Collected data
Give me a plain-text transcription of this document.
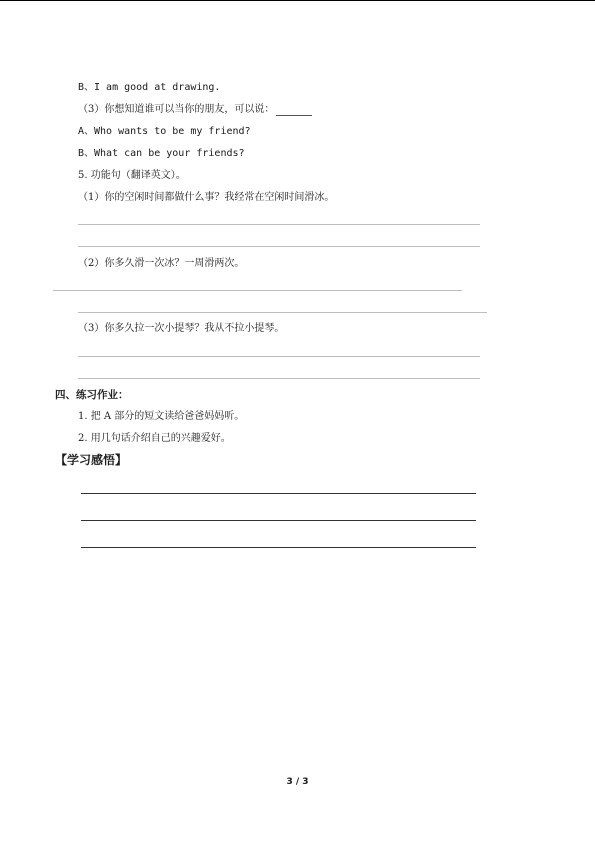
B、I am good at drawing.
（3）你想知道谁可以当你的朋友，可以说：
A、Who wants to be my friend?
B、What can be your friends?
5. 功能句（翻译英文）。
（1）你的空闲时间都做什么事？我经常在空闲时间滑冰。
（2）你多久滑一次冰？一周滑两次。
（3）你多久拉一次小提琴？我从不拉小提琴。
四、练习作业：
1. 把 A 部分的短文读给爸爸妈妈听。
2. 用几句话介绍自己的兴趣爱好。
【学习感悟】
3 / 3
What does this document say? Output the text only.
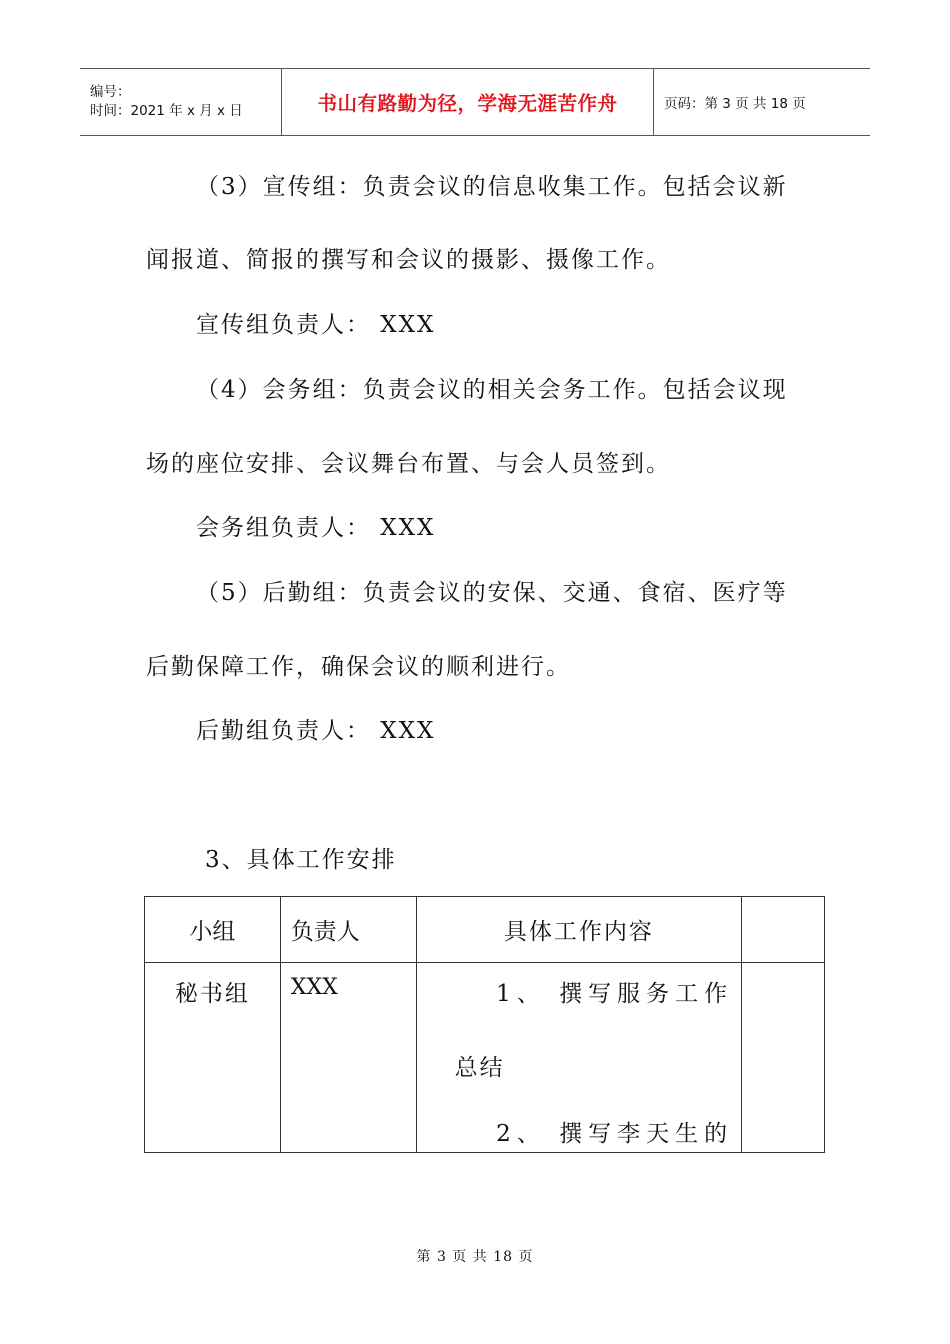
编号：
时间：2021 年 x 月 x 日	书山有路勤为径，学海无涯苦作舟	页码：第 3 页 共 18 页
（3）宣传组：负责会议的信息收集工作。包括会议新
闻报道、简报的撰写和会议的摄影、摄像工作。
宣传组负责人： XXX
（4）会务组：负责会议的相关会务工作。包括会议现
场的座位安排、会议舞台布置、与会人员签到。
会务组负责人： XXX
（5）后勤组：负责会议的安保、交通、食宿、医疗等
后勤保障工作，确保会议的顺利进行。
后勤组负责人： XXX
3、具体工作安排
小组	负责人	具体工作内容	
秘书组	XXX	1、 撰写服务工作
总结
2、 撰写李天生的	

第 3 页 共 18 页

## Task goal
Repeat the data exactly, excluding the pictures.

## Solution for this exercise
Give me a plain-text transcription of this document.
B、I am good at drawing.
（3）你想知道谁可以当你的朋友，可以说：
A、Who wants to be my friend?
B、What can be your friends?
5. 功能句（翻译英文）。
（1）你的空闲时间都做什么事？我经常在空闲时间滑冰。
（2）你多久滑一次冰？一周滑两次。
（3）你多久拉一次小提琴？我从不拉小提琴。
四、练习作业：
1. 把 A 部分的短文读给爸爸妈妈听。
2. 用几句话介绍自己的兴趣爱好。
【学习感悟】
3 / 3
What does this document say? Output the text only.
编号：
时间：2021 年 x 月 x 日	书山有路勤为径，学海无涯苦作舟	页码：第 3 页 共 18 页
（3）宣传组：负责会议的信息收集工作。包括会议新
闻报道、简报的撰写和会议的摄影、摄像工作。
宣传组负责人： XXX
（4）会务组：负责会议的相关会务工作。包括会议现
场的座位安排、会议舞台布置、与会人员签到。
会务组负责人： XXX
（5）后勤组：负责会议的安保、交通、食宿、医疗等
后勤保障工作，确保会议的顺利进行。
后勤组负责人： XXX
3、具体工作安排
小组	负责人	具体工作内容	
秘书组	XXX	1、 撰写服务工作
总结
2、 撰写李天生的	

第 3 页 共 18 页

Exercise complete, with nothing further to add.